┏━━

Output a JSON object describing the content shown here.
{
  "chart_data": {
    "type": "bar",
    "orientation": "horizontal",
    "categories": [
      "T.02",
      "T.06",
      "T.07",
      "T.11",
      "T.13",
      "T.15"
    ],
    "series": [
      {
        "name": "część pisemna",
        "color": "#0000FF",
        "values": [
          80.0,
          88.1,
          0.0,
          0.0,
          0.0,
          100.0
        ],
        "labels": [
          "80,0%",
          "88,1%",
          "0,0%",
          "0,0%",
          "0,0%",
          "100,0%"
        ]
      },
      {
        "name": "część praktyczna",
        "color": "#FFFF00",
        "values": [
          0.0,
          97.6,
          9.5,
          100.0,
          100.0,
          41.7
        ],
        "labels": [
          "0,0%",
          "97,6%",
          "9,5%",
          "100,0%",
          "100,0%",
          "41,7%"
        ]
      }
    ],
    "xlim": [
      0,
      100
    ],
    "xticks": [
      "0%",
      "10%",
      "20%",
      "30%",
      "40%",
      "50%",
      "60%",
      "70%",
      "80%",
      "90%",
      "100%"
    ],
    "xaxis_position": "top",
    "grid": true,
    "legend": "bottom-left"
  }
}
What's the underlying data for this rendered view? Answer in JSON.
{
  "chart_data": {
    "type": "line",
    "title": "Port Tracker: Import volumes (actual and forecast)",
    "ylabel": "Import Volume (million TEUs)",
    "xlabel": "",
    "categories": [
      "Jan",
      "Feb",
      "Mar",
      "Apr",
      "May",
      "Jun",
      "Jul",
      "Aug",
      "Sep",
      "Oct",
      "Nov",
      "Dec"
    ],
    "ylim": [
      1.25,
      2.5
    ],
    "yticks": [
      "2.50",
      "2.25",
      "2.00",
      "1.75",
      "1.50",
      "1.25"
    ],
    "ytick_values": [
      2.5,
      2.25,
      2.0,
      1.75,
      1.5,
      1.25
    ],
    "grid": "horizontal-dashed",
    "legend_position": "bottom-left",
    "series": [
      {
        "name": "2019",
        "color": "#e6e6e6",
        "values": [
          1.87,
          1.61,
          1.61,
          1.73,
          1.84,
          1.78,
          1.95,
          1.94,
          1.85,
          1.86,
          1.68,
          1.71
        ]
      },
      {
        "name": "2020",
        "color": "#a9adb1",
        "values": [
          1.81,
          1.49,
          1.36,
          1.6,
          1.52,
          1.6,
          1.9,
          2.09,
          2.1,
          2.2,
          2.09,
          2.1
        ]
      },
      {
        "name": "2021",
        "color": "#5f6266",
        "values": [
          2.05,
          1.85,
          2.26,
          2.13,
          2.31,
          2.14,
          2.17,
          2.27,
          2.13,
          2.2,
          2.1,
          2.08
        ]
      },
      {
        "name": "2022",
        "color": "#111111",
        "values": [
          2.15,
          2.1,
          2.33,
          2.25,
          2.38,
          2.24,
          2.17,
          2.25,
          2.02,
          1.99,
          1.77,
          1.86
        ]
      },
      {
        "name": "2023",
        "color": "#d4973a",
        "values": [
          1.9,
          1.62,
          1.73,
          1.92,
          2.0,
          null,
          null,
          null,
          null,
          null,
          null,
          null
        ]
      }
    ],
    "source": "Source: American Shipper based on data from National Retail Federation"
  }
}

┗━━

▶ **YOUR OBJECTIVE**
Copy every record exactly, with nothing added or dropped.

▶ **EXERCISE RESPONSE**
Output a JSON object describing the content shown here.
{
  "chart_data": {
    "type": "bar",
    "orientation": "horizontal",
    "categories": [
      "T.02",
      "T.06",
      "T.07",
      "T.11",
      "T.13",
      "T.15"
    ],
    "series": [
      {
        "name": "część pisemna",
        "color": "#0000FF",
        "values": [
          80.0,
          88.1,
          0.0,
          0.0,
          0.0,
          100.0
        ],
        "labels": [
          "80,0%",
          "88,1%",
          "0,0%",
          "0,0%",
          "0,0%",
          "100,0%"
        ]
      },
      {
        "name": "część praktyczna",
        "color": "#FFFF00",
        "values": [
          0.0,
          97.6,
          9.5,
          100.0,
          100.0,
          41.7
        ],
        "labels": [
          "0,0%",
          "97,6%",
          "9,5%",
          "100,0%",
          "100,0%",
          "41,7%"
        ]
      }
    ],
    "xlim": [
      0,
      100
    ],
    "xticks": [
      "0%",
      "10%",
      "20%",
      "30%",
      "40%",
      "50%",
      "60%",
      "70%",
      "80%",
      "90%",
      "100%"
    ],
    "xaxis_position": "top",
    "grid": true,
    "legend": "bottom-left"
  }
}
What's the underlying data for this rendered view? Answer in JSON.
{
  "chart_data": {
    "type": "line",
    "title": "Port Tracker: Import volumes (actual and forecast)",
    "ylabel": "Import Volume (million TEUs)",
    "xlabel": "",
    "categories": [
      "Jan",
      "Feb",
      "Mar",
      "Apr",
      "May",
      "Jun",
      "Jul",
      "Aug",
      "Sep",
      "Oct",
      "Nov",
      "Dec"
    ],
    "ylim": [
      1.25,
      2.5
    ],
    "yticks": [
      "2.50",
      "2.25",
      "2.00",
      "1.75",
      "1.50",
      "1.25"
    ],
    "ytick_values": [
      2.5,
      2.25,
      2.0,
      1.75,
      1.5,
      1.25
    ],
    "grid": "horizontal-dashed",
    "legend_position": "bottom-left",
    "series": [
      {
        "name": "2019",
        "color": "#e6e6e6",
        "values": [
          1.87,
          1.61,
          1.61,
          1.73,
          1.84,
          1.78,
          1.95,
          1.94,
          1.85,
          1.86,
          1.68,
          1.71
        ]
      },
      {
        "name": "2020",
        "color": "#a9adb1",
        "values": [
          1.81,
          1.49,
          1.36,
          1.6,
          1.52,
          1.6,
          1.9,
          2.09,
          2.1,
          2.2,
          2.09,
          2.1
        ]
      },
      {
        "name": "2021",
        "color": "#5f6266",
        "values": [
          2.05,
          1.85,
          2.26,
          2.13,
          2.31,
          2.14,
          2.17,
          2.27,
          2.13,
          2.2,
          2.1,
          2.08
        ]
      },
      {
        "name": "2022",
        "color": "#111111",
        "values": [
          2.15,
          2.1,
          2.33,
          2.25,
          2.38,
          2.24,
          2.17,
          2.25,
          2.02,
          1.99,
          1.77,
          1.86
        ]
      },
      {
        "name": "2023",
        "color": "#d4973a",
        "values": [
          1.9,
          1.62,
          1.73,
          1.92,
          2.0,
          null,
          null,
          null,
          null,
          null,
          null,
          null
        ]
      }
    ],
    "source": "Source: American Shipper based on data from National Retail Federation"
  }
}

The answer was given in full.